[Stored data entries]
▽
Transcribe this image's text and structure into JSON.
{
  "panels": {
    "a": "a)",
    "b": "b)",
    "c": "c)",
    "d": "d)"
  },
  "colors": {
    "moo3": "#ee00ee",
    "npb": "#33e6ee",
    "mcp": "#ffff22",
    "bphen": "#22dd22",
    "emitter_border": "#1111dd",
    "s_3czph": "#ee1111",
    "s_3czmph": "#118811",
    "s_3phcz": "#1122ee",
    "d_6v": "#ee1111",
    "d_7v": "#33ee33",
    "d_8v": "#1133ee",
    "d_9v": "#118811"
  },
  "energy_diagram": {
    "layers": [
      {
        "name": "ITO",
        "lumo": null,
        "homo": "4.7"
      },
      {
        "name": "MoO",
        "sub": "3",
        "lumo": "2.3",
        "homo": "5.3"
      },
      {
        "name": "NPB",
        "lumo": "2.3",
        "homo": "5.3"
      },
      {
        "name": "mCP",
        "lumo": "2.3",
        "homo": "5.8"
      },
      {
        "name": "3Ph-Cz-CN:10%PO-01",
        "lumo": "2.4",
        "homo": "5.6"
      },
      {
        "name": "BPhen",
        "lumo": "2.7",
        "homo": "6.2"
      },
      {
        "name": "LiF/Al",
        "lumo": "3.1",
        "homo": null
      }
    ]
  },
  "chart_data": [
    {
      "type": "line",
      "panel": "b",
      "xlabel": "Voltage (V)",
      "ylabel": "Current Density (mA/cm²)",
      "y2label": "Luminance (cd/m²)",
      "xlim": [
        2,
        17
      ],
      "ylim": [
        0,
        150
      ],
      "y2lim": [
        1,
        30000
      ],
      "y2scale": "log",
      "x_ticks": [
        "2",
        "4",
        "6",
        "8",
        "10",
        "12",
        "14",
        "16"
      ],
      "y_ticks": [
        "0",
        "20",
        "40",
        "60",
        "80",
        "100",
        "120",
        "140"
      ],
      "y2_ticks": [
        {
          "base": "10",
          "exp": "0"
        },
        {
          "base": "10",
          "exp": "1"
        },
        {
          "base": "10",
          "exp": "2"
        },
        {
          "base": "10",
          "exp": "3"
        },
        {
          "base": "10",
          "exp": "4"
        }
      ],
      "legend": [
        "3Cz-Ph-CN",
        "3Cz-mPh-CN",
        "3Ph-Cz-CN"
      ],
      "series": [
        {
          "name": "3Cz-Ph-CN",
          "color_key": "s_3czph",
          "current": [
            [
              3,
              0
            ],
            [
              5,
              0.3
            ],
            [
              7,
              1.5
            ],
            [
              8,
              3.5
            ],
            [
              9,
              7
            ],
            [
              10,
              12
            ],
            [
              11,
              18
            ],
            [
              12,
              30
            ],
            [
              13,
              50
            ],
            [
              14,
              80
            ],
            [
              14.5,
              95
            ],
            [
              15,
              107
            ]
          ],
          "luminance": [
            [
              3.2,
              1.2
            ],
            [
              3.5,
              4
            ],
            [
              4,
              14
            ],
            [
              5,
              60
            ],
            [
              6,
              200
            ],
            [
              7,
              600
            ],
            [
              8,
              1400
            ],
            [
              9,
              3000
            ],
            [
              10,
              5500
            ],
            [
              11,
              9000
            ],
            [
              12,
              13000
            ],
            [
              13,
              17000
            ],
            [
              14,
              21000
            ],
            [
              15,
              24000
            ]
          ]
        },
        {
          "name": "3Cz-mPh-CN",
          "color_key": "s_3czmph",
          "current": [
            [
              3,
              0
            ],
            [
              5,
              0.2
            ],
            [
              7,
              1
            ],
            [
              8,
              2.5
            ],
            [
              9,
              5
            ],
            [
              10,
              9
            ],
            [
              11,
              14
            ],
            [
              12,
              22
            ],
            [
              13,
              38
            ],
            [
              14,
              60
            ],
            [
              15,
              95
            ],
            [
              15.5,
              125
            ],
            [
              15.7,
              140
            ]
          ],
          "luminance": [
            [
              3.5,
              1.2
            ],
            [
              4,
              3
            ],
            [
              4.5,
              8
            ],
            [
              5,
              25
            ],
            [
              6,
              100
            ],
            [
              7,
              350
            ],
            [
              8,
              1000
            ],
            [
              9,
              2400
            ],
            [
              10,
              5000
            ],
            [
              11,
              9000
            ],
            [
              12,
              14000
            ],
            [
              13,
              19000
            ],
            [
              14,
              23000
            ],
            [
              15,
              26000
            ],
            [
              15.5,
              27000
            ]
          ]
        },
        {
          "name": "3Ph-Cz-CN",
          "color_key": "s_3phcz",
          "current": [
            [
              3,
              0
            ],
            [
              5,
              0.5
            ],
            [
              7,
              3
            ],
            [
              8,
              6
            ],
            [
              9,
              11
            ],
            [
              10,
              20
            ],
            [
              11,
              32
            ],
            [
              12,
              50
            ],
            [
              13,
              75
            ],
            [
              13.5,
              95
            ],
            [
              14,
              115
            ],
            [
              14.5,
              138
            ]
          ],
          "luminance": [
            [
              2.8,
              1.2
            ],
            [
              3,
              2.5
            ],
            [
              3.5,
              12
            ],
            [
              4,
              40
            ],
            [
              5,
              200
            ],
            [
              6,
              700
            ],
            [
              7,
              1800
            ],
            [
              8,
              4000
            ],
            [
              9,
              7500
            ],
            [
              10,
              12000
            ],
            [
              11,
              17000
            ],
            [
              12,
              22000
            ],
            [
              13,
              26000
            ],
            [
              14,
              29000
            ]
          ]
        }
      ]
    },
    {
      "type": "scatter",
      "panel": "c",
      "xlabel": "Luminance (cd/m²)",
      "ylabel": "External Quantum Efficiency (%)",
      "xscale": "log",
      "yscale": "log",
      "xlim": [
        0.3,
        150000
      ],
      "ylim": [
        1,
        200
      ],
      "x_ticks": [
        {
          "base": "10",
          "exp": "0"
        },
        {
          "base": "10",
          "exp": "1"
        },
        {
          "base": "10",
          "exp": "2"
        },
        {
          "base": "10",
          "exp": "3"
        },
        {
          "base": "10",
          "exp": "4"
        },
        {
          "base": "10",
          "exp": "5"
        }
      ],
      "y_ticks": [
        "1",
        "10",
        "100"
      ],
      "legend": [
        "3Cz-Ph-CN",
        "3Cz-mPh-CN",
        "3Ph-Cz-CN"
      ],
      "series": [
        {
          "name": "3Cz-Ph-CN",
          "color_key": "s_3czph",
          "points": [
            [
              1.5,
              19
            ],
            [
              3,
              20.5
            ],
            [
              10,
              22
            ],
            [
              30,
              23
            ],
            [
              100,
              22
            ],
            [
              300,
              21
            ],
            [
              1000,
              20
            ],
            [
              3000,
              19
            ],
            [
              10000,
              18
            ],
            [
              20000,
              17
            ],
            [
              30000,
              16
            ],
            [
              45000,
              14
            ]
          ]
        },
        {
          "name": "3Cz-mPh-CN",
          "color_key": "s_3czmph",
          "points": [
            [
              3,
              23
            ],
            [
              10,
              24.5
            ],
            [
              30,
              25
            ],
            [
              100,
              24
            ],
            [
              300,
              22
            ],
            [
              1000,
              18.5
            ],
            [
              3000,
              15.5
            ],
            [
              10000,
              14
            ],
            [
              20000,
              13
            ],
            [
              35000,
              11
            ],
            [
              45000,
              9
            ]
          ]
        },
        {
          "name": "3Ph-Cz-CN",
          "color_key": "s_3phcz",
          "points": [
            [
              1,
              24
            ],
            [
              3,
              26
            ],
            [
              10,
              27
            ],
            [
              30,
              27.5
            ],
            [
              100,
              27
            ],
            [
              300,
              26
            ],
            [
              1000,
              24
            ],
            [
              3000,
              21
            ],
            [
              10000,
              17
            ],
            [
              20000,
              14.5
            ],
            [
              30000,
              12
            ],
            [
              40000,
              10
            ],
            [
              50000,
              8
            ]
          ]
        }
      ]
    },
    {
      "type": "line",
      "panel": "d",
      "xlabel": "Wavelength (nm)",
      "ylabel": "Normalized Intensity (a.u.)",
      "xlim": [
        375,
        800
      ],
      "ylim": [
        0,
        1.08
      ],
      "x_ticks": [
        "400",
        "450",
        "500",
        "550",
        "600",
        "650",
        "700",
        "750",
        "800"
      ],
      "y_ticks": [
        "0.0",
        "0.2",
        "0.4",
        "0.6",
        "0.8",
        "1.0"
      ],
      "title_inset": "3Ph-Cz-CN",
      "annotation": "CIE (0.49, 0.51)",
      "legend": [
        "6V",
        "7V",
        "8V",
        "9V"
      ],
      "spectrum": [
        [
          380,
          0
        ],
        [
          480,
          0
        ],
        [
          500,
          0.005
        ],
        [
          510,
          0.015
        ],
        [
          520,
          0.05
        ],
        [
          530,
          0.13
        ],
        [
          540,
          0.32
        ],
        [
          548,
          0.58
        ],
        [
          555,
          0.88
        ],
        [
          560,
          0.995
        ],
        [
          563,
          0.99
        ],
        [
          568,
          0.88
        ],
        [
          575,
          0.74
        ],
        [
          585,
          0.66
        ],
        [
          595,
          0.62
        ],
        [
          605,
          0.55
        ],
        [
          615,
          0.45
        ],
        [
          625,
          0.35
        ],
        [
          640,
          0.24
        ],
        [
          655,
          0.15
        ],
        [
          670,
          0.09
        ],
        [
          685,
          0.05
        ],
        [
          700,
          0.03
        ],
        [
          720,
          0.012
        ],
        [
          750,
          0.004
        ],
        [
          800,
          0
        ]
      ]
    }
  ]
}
△
→ **Work to be completed**: Search the entries for the string "ylabel" and collect each line that has it.

→ **Expected answer**:
      "ylabel": "Current Density (mA/cm²)",
      "ylabel": "External Quantum Efficiency (%)",
      "ylabel": "Normalized Intensity (a.u.)",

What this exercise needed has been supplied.